Swedish commuters are using smartphones and social media to avoid paying public transport fares, in protest at ticket prices and the costs of what they consider to be extortionate fines.
Commuters in Gothenburg are employing crowdsourcing to assist each other in avoiding ticket inspectors on the city's tram network.
A Facebook group has been set up to out the locations of the biljettinspektör, with over 18,000 members signed up to post sightings of ticket inspectors in real time, to inform others on the tram network of their presence.
Each day there are numerous posts as commuters with smartphones detail where a group of inspectors have entered a tram, and in which direction they are travelling, warning other passengers of routes to avoid.
In Gothenburg, as well as in other parts of the country, there is a strong sentiment among many citizens that both fares and resultant fines, around £120, are too high. By comparison, a Tube fine in London is usually £80. A recent video of one female tram passenger being physically restrained by a group of ticket inspectors caused widespread condemnation of the tactics used to enforce fines.
According to one Gothenburg resident, the predominant that members of the public go to such lengths to avoid paying is to protest fare prices.
"The prices for tram tickets are ridiculously high," the resident said, adding that taxes should be used to subsidise lower prices, or even make travelling free.
Many residents argue that it is a legitimate protest, which only incidentally makes use of modern technology.
"It is absolutely legitimate," the resident said. "Now, when you can avoid the inspectors through social media they have to find some other way to get people to pay, like lower the fares and get rid of some inspectors that cost lots of money."
"It is most useful if you have a smartphone so that you can look up where they are when you are on the tram," TechEye heard.

▶ **SOURCE MATERIAL**:

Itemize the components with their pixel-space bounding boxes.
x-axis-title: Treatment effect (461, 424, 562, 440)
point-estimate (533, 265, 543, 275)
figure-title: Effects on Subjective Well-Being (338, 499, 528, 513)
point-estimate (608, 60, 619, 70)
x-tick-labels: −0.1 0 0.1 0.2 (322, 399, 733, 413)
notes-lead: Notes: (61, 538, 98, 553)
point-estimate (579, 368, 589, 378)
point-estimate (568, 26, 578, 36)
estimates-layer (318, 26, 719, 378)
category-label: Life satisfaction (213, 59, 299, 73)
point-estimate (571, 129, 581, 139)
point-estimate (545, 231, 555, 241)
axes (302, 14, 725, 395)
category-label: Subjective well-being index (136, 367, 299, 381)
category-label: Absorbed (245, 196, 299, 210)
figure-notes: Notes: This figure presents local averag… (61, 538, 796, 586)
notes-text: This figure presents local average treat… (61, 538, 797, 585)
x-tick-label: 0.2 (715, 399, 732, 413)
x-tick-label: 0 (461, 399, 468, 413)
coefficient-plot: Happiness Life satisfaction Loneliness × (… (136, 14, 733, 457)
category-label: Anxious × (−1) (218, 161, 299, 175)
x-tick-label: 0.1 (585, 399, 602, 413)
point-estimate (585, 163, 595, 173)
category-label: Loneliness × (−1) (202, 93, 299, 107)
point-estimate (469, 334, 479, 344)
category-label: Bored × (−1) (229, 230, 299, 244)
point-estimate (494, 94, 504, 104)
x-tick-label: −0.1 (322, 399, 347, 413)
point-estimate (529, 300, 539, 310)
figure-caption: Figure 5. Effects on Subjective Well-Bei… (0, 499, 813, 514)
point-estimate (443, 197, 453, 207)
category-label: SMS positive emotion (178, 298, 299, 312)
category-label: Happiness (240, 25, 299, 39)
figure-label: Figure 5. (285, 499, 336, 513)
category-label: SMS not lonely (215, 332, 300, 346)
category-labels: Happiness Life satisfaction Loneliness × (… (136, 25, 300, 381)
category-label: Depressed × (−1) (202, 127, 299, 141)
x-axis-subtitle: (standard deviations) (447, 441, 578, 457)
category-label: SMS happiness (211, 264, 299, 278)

▶ **WHAT YOU NEED TO DO**:
[1] In the text about Gothenburg commuters avoiding tram fares, how many members have signed up to the Facebook group that posts sightings of ticket inspectors?
[2] Continue the text about Swedish commuters avoiding tram fares, starting after its last sentence.

▶ **ANSWERS BELOW**:
[1] Over 18,000 members.

[2]
"Most people that put in so much work to help others avoid being caught and write at the page where the inspectors are, they are people that have more thought behind why they aren't paying, they want to protest against the fares and use of inspectors," the resident said.
Residents who have strong views on the cost of public transport - for example, that taxes should be used to ensure that people pay a proportion of their income rather than a flat price - often join up to Planka, a Swedish organisation supporting free transport.
Planka, with offices in numerous cities across the country, has been running a 'freeriding' insurance scheme called P-kassan that assists in avoiding public transport costs. Those who sign up pay a fee to the organisation - for example, 10 kronor a month (around £9) - and when they are caught by ticket inspectors the organisation pays the fine on behalf of the commuter.
Planka has its own Twitter feed and other social media with the purpose of informing commuters of the whereabouts of ticket inspectors.
Anna Nygard at Planka told us that social media and mobile devices are supporting the protests of Swedish citizens.
"In order to maintain this solidarity fund we have to warn each other, that is why we have Facebook groups and Twitter hashtags and SMS services sending out warnings to people about where to be careful," Nygard told TechEye.
Nygard notes that Planka has been attempting to inform citizens for many years, but the technology has not always been up to task.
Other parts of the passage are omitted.